Your goal
Below are records; reproduce exactly the lines from the one containing "What text is on this page?" through the end, both included, and only those.

Data entries
Start

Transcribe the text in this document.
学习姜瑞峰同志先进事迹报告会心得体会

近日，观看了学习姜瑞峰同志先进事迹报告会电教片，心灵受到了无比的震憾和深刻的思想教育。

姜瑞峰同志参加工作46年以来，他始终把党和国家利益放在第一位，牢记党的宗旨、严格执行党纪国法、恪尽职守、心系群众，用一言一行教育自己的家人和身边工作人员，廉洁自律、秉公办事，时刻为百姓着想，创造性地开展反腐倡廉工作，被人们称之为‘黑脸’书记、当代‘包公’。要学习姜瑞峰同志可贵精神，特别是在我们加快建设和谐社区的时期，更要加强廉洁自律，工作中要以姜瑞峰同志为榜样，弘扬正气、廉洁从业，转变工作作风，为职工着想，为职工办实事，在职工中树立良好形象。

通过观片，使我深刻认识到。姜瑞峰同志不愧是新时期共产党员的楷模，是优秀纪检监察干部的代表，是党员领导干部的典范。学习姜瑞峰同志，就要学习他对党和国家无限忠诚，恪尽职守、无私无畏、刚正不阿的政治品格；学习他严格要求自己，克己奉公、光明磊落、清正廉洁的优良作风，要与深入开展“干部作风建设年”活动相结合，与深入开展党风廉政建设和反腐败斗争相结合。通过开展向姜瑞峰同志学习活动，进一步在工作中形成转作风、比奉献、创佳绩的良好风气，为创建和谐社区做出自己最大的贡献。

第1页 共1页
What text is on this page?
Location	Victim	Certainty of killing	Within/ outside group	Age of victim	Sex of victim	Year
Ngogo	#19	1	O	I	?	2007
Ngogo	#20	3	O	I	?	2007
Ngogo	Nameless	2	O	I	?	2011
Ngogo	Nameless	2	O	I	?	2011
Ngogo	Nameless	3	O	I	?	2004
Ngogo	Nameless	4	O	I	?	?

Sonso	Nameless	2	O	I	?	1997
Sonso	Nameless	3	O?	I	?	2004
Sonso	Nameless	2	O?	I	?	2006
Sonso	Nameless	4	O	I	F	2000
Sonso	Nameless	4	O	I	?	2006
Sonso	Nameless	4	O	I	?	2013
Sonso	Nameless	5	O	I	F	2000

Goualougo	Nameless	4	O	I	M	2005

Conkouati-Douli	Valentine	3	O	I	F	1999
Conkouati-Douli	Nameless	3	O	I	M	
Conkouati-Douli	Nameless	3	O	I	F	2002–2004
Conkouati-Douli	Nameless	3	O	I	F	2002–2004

End

Exercise solution
What text is on this page?
Location	Victim	Certainty of killing	Within/ outside group	Age of victim	Sex of victim	Year
Ngogo	#19	1	O	I	?	2007
Ngogo	#20	3	O	I	?	2007
Ngogo	Nameless	2	O	I	?	2011
Ngogo	Nameless	2	O	I	?	2011
Ngogo	Nameless	3	O	I	?	2004
Ngogo	Nameless	4	O	I	?	?

Sonso	Nameless	2	O	I	?	1997
Sonso	Nameless	3	O?	I	?	2004
Sonso	Nameless	2	O?	I	?	2006
Sonso	Nameless	4	O	I	F	2000
Sonso	Nameless	4	O	I	?	2006
Sonso	Nameless	4	O	I	?	2013
Sonso	Nameless	5	O	I	F	2000

Goualougo	Nameless	4	O	I	M	2005

Conkouati-Douli	Valentine	3	O	I	F	1999
Conkouati-Douli	Nameless	3	O	I	M	
Conkouati-Douli	Nameless	3	O	I	F	2002–2004
Conkouati-Douli	Nameless	3	O	I	F	2002–2004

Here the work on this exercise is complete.